[BEGIN INFORMATION SUPPLIED]
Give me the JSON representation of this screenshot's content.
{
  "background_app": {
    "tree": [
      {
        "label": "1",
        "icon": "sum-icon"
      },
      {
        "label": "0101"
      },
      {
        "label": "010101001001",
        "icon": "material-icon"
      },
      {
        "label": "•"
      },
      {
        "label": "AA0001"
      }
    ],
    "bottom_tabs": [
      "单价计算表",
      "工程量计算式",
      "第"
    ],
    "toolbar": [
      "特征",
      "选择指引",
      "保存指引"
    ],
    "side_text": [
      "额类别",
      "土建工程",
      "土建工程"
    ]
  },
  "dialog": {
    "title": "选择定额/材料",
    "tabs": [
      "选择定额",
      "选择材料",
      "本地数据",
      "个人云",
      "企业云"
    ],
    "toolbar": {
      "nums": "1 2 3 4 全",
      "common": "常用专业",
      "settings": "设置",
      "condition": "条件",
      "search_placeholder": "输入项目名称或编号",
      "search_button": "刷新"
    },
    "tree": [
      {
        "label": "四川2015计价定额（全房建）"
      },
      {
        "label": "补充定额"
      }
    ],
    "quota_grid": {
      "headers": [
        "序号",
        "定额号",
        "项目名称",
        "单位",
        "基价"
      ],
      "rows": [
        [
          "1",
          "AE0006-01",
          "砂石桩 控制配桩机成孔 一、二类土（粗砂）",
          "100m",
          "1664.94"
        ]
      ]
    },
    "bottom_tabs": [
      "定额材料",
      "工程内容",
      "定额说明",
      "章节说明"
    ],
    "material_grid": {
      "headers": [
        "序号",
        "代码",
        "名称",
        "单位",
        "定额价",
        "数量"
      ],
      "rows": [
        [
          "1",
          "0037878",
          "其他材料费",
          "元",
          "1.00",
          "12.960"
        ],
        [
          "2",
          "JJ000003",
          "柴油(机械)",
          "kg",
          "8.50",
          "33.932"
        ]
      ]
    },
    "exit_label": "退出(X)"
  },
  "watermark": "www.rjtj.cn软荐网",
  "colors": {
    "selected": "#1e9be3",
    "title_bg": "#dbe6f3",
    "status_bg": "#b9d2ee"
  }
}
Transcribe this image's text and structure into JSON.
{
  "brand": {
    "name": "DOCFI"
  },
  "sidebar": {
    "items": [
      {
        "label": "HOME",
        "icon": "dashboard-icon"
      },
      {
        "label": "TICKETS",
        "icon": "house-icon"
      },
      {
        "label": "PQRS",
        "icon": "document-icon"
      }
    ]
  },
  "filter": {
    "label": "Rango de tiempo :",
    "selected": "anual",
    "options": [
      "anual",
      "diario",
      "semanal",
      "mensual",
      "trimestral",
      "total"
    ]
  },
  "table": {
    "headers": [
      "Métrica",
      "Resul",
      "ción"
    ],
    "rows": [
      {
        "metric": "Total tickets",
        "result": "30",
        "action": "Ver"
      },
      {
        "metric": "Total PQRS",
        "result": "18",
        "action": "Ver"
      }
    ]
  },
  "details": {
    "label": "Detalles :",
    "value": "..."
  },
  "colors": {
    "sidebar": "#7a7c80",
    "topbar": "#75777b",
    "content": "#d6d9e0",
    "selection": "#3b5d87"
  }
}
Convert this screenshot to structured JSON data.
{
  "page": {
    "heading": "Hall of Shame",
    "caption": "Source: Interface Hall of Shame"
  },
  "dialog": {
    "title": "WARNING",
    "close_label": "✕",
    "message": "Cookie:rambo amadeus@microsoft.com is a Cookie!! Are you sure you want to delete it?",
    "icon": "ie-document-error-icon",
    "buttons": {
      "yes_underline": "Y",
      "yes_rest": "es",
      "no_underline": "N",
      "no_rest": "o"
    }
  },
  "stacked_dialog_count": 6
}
[END INFORMATION SUPPLIED]
**DESCRIPTION OF THE TASK**
Retype all the records, matching them exactly.

**RESPONSE TO THIS EXERCISE**
Give me the JSON representation of this screenshot's content.
{
  "background_app": {
    "tree": [
      {
        "label": "1",
        "icon": "sum-icon"
      },
      {
        "label": "0101"
      },
      {
        "label": "010101001001",
        "icon": "material-icon"
      },
      {
        "label": "•"
      },
      {
        "label": "AA0001"
      }
    ],
    "bottom_tabs": [
      "单价计算表",
      "工程量计算式",
      "第"
    ],
    "toolbar": [
      "特征",
      "选择指引",
      "保存指引"
    ],
    "side_text": [
      "额类别",
      "土建工程",
      "土建工程"
    ]
  },
  "dialog": {
    "title": "选择定额/材料",
    "tabs": [
      "选择定额",
      "选择材料",
      "本地数据",
      "个人云",
      "企业云"
    ],
    "toolbar": {
      "nums": "1 2 3 4 全",
      "common": "常用专业",
      "settings": "设置",
      "condition": "条件",
      "search_placeholder": "输入项目名称或编号",
      "search_button": "刷新"
    },
    "tree": [
      {
        "label": "四川2015计价定额（全房建）"
      },
      {
        "label": "补充定额"
      }
    ],
    "quota_grid": {
      "headers": [
        "序号",
        "定额号",
        "项目名称",
        "单位",
        "基价"
      ],
      "rows": [
        [
          "1",
          "AE0006-01",
          "砂石桩 控制配桩机成孔 一、二类土（粗砂）",
          "100m",
          "1664.94"
        ]
      ]
    },
    "bottom_tabs": [
      "定额材料",
      "工程内容",
      "定额说明",
      "章节说明"
    ],
    "material_grid": {
      "headers": [
        "序号",
        "代码",
        "名称",
        "单位",
        "定额价",
        "数量"
      ],
      "rows": [
        [
          "1",
          "0037878",
          "其他材料费",
          "元",
          "1.00",
          "12.960"
        ],
        [
          "2",
          "JJ000003",
          "柴油(机械)",
          "kg",
          "8.50",
          "33.932"
        ]
      ]
    },
    "exit_label": "退出(X)"
  },
  "watermark": "www.rjtj.cn软荐网",
  "colors": {
    "selected": "#1e9be3",
    "title_bg": "#dbe6f3",
    "status_bg": "#b9d2ee"
  }
}
Transcribe this image's text and structure into JSON.
{
  "brand": {
    "name": "DOCFI"
  },
  "sidebar": {
    "items": [
      {
        "label": "HOME",
        "icon": "dashboard-icon"
      },
      {
        "label": "TICKETS",
        "icon": "house-icon"
      },
      {
        "label": "PQRS",
        "icon": "document-icon"
      }
    ]
  },
  "filter": {
    "label": "Rango de tiempo :",
    "selected": "anual",
    "options": [
      "anual",
      "diario",
      "semanal",
      "mensual",
      "trimestral",
      "total"
    ]
  },
  "table": {
    "headers": [
      "Métrica",
      "Resul",
      "ción"
    ],
    "rows": [
      {
        "metric": "Total tickets",
        "result": "30",
        "action": "Ver"
      },
      {
        "metric": "Total PQRS",
        "result": "18",
        "action": "Ver"
      }
    ]
  },
  "details": {
    "label": "Detalles :",
    "value": "..."
  },
  "colors": {
    "sidebar": "#7a7c80",
    "topbar": "#75777b",
    "content": "#d6d9e0",
    "selection": "#3b5d87"
  }
}
Convert this screenshot to structured JSON data.
{
  "page": {
    "heading": "Hall of Shame",
    "caption": "Source: Interface Hall of Shame"
  },
  "dialog": {
    "title": "WARNING",
    "close_label": "✕",
    "message": "Cookie:rambo amadeus@microsoft.com is a Cookie!! Are you sure you want to delete it?",
    "icon": "ie-document-error-icon",
    "buttons": {
      "yes_underline": "Y",
      "yes_rest": "es",
      "no_underline": "N",
      "no_rest": "o"
    }
  },
  "stacked_dialog_count": 6
}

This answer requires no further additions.